§ GIVEN TEXT
########

In the embodiment, each communication channel can be checked at an optimal time interval based on the environment in which radar signals are received. The embodiment also shortens the duration of wireless communication unavailability. The embodiment also eliminates or minimizes unnecessary checking processing. This reduces the processing load on the controller 50 and the detector 12, as well as shortening the duration of wireless communication unavailability.

The communication system according to an embodiment described below is different from the communication system according to the previous embodiment. Specifically, the following description is regarding a case where the detector of the communication system according to the embodiment is in the midst of monitoring processing (CAC) when the communicator of the communication system detects a radar signal. A description that has already been provided in the embodiment and that also applies in the embodiment will not be elaborated upon here.

########

§ STORED DATA

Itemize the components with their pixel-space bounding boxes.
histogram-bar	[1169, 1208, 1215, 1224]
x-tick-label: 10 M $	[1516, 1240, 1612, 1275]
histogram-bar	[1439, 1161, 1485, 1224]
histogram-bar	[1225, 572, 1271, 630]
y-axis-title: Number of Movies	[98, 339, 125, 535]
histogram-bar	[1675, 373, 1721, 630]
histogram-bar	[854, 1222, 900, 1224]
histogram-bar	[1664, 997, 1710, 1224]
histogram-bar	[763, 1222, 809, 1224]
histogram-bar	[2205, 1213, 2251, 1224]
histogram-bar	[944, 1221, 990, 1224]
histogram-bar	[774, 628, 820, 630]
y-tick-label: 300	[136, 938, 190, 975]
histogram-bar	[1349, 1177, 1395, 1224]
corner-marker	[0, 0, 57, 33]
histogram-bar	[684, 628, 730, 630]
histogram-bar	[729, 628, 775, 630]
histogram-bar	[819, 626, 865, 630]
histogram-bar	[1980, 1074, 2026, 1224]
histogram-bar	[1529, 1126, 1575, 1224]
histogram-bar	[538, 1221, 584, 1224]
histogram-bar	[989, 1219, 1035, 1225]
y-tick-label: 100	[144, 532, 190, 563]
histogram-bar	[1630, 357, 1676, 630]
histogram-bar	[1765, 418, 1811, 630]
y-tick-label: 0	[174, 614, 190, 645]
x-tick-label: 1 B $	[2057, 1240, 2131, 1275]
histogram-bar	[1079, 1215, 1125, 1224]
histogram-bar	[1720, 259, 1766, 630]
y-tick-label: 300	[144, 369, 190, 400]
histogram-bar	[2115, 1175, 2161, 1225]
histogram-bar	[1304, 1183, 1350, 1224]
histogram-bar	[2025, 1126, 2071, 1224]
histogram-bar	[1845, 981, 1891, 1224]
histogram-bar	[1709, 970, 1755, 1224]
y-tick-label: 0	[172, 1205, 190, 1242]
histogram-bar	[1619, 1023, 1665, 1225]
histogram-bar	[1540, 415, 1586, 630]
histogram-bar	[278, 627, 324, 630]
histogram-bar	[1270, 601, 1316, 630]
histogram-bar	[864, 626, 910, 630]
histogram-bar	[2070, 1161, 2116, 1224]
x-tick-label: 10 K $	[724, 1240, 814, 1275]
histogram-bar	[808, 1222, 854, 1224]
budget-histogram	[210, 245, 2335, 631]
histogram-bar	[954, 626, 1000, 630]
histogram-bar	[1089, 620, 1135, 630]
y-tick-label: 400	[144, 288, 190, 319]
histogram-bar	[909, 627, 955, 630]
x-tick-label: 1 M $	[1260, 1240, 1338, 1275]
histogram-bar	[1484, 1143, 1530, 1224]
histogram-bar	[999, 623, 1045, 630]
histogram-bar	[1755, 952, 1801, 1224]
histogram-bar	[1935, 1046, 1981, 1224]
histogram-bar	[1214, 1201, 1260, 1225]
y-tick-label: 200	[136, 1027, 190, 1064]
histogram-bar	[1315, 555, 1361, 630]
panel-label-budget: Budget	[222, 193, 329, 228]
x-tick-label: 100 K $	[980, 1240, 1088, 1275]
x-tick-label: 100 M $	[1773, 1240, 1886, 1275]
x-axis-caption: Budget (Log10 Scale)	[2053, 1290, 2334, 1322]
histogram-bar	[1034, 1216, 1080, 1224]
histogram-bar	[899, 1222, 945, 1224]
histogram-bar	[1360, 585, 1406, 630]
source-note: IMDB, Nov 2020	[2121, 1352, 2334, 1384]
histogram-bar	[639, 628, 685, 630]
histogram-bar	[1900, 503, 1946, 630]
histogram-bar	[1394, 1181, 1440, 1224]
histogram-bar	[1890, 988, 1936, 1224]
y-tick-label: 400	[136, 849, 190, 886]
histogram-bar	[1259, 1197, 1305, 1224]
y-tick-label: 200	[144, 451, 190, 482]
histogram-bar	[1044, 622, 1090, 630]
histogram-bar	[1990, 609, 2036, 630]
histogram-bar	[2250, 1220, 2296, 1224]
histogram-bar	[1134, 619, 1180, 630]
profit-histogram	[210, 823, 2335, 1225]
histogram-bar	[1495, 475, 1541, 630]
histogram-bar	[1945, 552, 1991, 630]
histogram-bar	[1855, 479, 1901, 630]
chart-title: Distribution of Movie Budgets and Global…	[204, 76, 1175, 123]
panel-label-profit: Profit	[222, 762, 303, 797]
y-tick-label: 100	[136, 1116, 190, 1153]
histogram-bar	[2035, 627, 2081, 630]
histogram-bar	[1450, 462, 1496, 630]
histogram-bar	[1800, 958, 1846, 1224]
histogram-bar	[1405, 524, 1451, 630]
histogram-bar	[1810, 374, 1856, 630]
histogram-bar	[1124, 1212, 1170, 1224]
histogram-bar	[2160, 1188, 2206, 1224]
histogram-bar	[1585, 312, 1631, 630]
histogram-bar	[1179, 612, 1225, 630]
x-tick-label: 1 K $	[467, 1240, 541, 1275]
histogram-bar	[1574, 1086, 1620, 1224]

########

§ INSTRUCTION A
Answer these questions from the radar signal excerpt:
(i) What determines the time interval at which each communication channel is checked?
(ii) On which two components does the embodiment reduce the processing load?
(iii) What processing is the detector carrying out when the communicator detects a radar signal?
§ INSTRUCTION B
Extend the excerpt on radar signals and wireless communication channels, continuing from its final sentence.
The entries are separate material from the excerpt on radar signals and wireless channels.

§ RESPONSE A
(i) The environment in which radar signals are received.
(ii) The controller 50 and the detector 12.
(iii) Monitoring processing (CAC).

§ RESPONSE B
FIG. 7 is a flowchart of communication control processing according to the embodiment. As illustrated in FIG. 7, in a case where the detector 12 is in the midst of monitoring processing (in CAC mode) when the communicator 11 detects a radar signal (S2191), the controller 50 can not switch the communication channel used by the communicator 11 to a communication channel (the DFS channel B) determined based on a checking result. In this case, the controller 50 may once switch the communication channel used by the communicator 11 to a channel without a DFS (this channel may also be referred to as “third channel” or “non-DFS channel C”) (step S2192). The non-DFS channel may be any one of a W52 channel in the 5 GHz frequency range, a channel in the 2.4 GHz frequency range, or a channel in the 6 GHz frequency range.

Upon completion of the one-minute radar signal detection processing (S220), the detector 12 transmits a radar-signal-detection-processing completion signal to the controller 50 (step S222). At this time of the procedure, the DFS channel B is in a state of being switchable with the DFS channel A.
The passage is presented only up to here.